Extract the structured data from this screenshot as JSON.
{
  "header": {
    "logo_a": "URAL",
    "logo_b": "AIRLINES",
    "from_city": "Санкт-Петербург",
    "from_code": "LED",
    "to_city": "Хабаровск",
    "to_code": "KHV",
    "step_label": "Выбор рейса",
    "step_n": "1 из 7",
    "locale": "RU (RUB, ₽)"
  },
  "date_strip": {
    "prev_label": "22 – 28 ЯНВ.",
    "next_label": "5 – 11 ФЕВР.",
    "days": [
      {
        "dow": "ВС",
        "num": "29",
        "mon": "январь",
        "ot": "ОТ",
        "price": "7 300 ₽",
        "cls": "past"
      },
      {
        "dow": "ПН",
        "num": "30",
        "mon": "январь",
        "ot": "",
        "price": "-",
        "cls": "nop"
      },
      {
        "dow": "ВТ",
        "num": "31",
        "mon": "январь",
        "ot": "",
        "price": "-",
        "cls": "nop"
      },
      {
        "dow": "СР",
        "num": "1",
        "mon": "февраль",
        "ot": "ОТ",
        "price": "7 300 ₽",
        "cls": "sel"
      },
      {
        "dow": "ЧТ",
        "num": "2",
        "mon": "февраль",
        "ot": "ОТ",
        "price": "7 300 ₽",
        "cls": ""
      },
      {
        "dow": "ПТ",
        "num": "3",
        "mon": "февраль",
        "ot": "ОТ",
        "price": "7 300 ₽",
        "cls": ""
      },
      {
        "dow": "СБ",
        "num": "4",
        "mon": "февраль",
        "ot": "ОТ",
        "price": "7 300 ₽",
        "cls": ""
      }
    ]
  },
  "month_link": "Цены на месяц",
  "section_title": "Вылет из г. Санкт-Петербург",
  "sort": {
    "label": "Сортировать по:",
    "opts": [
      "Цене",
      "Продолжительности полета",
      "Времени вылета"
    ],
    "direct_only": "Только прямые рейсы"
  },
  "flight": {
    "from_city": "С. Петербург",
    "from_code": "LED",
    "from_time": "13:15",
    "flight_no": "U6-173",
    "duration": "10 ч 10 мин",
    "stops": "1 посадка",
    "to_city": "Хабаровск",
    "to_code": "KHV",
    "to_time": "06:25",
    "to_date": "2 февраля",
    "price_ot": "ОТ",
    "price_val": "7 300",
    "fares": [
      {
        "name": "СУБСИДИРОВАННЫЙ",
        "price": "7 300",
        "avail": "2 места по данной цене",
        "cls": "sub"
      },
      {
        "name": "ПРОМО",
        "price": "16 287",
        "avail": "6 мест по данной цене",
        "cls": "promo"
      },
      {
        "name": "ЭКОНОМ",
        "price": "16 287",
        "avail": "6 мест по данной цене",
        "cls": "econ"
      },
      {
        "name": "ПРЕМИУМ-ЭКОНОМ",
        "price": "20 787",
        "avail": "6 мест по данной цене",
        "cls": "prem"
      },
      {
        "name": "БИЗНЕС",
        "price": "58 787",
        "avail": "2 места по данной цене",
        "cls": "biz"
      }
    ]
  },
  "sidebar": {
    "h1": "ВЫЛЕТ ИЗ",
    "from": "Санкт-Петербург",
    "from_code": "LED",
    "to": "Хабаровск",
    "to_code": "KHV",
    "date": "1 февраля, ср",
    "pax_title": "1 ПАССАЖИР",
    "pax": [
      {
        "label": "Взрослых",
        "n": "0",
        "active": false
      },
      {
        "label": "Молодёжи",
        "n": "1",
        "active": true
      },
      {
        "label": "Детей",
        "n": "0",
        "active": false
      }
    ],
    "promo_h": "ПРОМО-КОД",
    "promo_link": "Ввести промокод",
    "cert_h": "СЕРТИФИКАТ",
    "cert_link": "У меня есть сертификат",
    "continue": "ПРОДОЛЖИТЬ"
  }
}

## WHAT NEEDS TO BE DONE
Reproduce each line verbatim.

## SOLUTION TO THIS TASK
Extract the structured data from this screenshot as JSON.
{
  "header": {
    "logo_a": "URAL",
    "logo_b": "AIRLINES",
    "from_city": "Санкт-Петербург",
    "from_code": "LED",
    "to_city": "Хабаровск",
    "to_code": "KHV",
    "step_label": "Выбор рейса",
    "step_n": "1 из 7",
    "locale": "RU (RUB, ₽)"
  },
  "date_strip": {
    "prev_label": "22 – 28 ЯНВ.",
    "next_label": "5 – 11 ФЕВР.",
    "days": [
      {
        "dow": "ВС",
        "num": "29",
        "mon": "январь",
        "ot": "ОТ",
        "price": "7 300 ₽",
        "cls": "past"
      },
      {
        "dow": "ПН",
        "num": "30",
        "mon": "январь",
        "ot": "",
        "price": "-",
        "cls": "nop"
      },
      {
        "dow": "ВТ",
        "num": "31",
        "mon": "январь",
        "ot": "",
        "price": "-",
        "cls": "nop"
      },
      {
        "dow": "СР",
        "num": "1",
        "mon": "февраль",
        "ot": "ОТ",
        "price": "7 300 ₽",
        "cls": "sel"
      },
      {
        "dow": "ЧТ",
        "num": "2",
        "mon": "февраль",
        "ot": "ОТ",
        "price": "7 300 ₽",
        "cls": ""
      },
      {
        "dow": "ПТ",
        "num": "3",
        "mon": "февраль",
        "ot": "ОТ",
        "price": "7 300 ₽",
        "cls": ""
      },
      {
        "dow": "СБ",
        "num": "4",
        "mon": "февраль",
        "ot": "ОТ",
        "price": "7 300 ₽",
        "cls": ""
      }
    ]
  },
  "month_link": "Цены на месяц",
  "section_title": "Вылет из г. Санкт-Петербург",
  "sort": {
    "label": "Сортировать по:",
    "opts": [
      "Цене",
      "Продолжительности полета",
      "Времени вылета"
    ],
    "direct_only": "Только прямые рейсы"
  },
  "flight": {
    "from_city": "С. Петербург",
    "from_code": "LED",
    "from_time": "13:15",
    "flight_no": "U6-173",
    "duration": "10 ч 10 мин",
    "stops": "1 посадка",
    "to_city": "Хабаровск",
    "to_code": "KHV",
    "to_time": "06:25",
    "to_date": "2 февраля",
    "price_ot": "ОТ",
    "price_val": "7 300",
    "fares": [
      {
        "name": "СУБСИДИРОВАННЫЙ",
        "price": "7 300",
        "avail": "2 места по данной цене",
        "cls": "sub"
      },
      {
        "name": "ПРОМО",
        "price": "16 287",
        "avail": "6 мест по данной цене",
        "cls": "promo"
      },
      {
        "name": "ЭКОНОМ",
        "price": "16 287",
        "avail": "6 мест по данной цене",
        "cls": "econ"
      },
      {
        "name": "ПРЕМИУМ-ЭКОНОМ",
        "price": "20 787",
        "avail": "6 мест по данной цене",
        "cls": "prem"
      },
      {
        "name": "БИЗНЕС",
        "price": "58 787",
        "avail": "2 места по данной цене",
        "cls": "biz"
      }
    ]
  },
  "sidebar": {
    "h1": "ВЫЛЕТ ИЗ",
    "from": "Санкт-Петербург",
    "from_code": "LED",
    "to": "Хабаровск",
    "to_code": "KHV",
    "date": "1 февраля, ср",
    "pax_title": "1 ПАССАЖИР",
    "pax": [
      {
        "label": "Взрослых",
        "n": "0",
        "active": false
      },
      {
        "label": "Молодёжи",
        "n": "1",
        "active": true
      },
      {
        "label": "Детей",
        "n": "0",
        "active": false
      }
    ],
    "promo_h": "ПРОМО-КОД",
    "promo_link": "Ввести промокод",
    "cert_h": "СЕРТИФИКАТ",
    "cert_link": "У меня есть сертификат",
    "continue": "ПРОДОЛЖИТЬ"
  }
}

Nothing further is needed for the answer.